__Given instruction__.
Pick out every line with the word "закона" and copy it.

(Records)
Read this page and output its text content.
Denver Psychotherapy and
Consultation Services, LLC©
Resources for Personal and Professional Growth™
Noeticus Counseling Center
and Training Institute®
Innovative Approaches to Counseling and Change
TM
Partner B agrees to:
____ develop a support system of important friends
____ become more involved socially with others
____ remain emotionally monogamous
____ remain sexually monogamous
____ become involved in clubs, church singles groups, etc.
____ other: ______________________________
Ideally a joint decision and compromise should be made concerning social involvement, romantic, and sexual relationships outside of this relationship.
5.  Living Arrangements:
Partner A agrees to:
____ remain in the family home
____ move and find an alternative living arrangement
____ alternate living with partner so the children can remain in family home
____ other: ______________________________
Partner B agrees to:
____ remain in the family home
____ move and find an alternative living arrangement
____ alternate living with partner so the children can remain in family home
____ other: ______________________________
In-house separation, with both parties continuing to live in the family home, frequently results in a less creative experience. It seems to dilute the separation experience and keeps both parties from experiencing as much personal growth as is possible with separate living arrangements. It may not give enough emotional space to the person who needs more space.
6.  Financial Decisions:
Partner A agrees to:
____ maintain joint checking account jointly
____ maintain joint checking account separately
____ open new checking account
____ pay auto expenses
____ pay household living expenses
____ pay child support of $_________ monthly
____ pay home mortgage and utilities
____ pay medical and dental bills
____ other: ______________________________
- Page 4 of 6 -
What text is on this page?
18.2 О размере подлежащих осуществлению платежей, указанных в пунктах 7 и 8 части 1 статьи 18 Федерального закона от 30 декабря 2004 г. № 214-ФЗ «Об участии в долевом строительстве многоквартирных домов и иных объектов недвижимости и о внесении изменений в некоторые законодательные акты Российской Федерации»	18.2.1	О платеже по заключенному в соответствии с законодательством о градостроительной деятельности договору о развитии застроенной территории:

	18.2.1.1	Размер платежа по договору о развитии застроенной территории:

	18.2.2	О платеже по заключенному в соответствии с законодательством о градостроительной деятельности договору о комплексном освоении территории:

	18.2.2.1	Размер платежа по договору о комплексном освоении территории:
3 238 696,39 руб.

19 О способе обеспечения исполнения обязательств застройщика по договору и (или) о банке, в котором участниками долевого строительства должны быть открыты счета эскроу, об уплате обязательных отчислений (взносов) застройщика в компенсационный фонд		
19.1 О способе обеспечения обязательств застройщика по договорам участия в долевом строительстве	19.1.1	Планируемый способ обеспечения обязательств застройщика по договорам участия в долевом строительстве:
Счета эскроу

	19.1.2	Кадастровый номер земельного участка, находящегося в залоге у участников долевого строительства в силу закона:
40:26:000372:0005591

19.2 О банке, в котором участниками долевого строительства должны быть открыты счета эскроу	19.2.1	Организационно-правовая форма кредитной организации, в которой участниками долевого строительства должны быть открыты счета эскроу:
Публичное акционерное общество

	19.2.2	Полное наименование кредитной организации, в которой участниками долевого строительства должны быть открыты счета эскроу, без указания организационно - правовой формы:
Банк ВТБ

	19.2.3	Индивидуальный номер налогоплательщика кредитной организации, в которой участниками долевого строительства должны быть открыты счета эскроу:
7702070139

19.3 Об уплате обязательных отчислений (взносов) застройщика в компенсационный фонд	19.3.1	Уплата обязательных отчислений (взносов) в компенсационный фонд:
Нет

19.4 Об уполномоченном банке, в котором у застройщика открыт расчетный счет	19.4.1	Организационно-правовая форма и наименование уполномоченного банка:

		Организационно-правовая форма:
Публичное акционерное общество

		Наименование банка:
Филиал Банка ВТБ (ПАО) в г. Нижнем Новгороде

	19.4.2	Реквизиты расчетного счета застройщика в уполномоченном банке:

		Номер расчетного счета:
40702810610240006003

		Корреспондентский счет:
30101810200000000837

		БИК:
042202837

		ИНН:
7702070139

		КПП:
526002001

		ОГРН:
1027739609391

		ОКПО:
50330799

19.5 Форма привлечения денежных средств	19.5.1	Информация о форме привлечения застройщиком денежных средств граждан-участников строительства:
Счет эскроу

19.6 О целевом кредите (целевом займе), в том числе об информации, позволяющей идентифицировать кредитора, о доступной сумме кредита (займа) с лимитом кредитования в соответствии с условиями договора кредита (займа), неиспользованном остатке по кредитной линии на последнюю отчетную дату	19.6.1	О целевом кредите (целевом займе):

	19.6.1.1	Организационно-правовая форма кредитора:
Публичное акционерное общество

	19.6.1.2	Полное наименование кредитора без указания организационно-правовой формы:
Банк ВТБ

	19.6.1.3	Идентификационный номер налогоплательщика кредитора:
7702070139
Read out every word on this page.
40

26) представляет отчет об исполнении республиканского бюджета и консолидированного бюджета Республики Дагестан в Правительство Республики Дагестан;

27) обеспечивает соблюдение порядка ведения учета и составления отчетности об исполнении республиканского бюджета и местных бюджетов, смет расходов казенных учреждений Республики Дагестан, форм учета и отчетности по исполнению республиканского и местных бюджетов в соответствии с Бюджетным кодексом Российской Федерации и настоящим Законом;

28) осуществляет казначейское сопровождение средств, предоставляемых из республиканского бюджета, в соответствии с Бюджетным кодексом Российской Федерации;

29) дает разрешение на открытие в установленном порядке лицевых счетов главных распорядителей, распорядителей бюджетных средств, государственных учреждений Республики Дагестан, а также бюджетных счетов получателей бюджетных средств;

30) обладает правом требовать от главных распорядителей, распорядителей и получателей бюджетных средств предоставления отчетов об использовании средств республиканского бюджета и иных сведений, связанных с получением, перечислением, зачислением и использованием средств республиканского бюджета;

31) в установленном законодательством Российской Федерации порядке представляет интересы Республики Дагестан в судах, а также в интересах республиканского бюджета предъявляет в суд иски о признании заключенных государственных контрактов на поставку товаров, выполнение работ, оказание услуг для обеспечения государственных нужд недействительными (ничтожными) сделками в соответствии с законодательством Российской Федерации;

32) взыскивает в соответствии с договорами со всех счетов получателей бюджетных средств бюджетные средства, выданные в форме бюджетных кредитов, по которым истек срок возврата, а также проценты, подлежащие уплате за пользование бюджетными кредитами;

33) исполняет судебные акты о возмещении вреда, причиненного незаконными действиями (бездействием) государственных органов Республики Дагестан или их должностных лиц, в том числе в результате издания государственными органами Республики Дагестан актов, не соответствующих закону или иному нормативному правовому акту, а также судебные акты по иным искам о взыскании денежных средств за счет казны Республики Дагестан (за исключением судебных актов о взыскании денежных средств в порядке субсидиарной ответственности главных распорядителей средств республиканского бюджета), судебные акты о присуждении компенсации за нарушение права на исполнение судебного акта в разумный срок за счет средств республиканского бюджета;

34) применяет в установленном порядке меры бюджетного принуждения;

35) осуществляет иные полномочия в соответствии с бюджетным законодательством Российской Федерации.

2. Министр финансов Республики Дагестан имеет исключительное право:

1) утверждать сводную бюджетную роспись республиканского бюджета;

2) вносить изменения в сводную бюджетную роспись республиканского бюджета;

__Correct result__.
18.2 О размере подлежащих осуществлению платежей, указанных в пунктах 7 и 8 части 1 статьи 18 Федерального закона от 30 декабря 2004 г. № 214-ФЗ «Об участии в долевом строительстве многоквартирных домов и иных объектов недвижимости и о внесении изменений в некоторые законодательные акты Российской Федерации»	18.2.1	О платеже по заключенному в соответствии с законодательством о градостроительной деятельности договору о развитии застроенной территории:
	19.1.2	Кадастровый номер земельного участка, находящегося в залоге у участников долевого строительства в силу закона:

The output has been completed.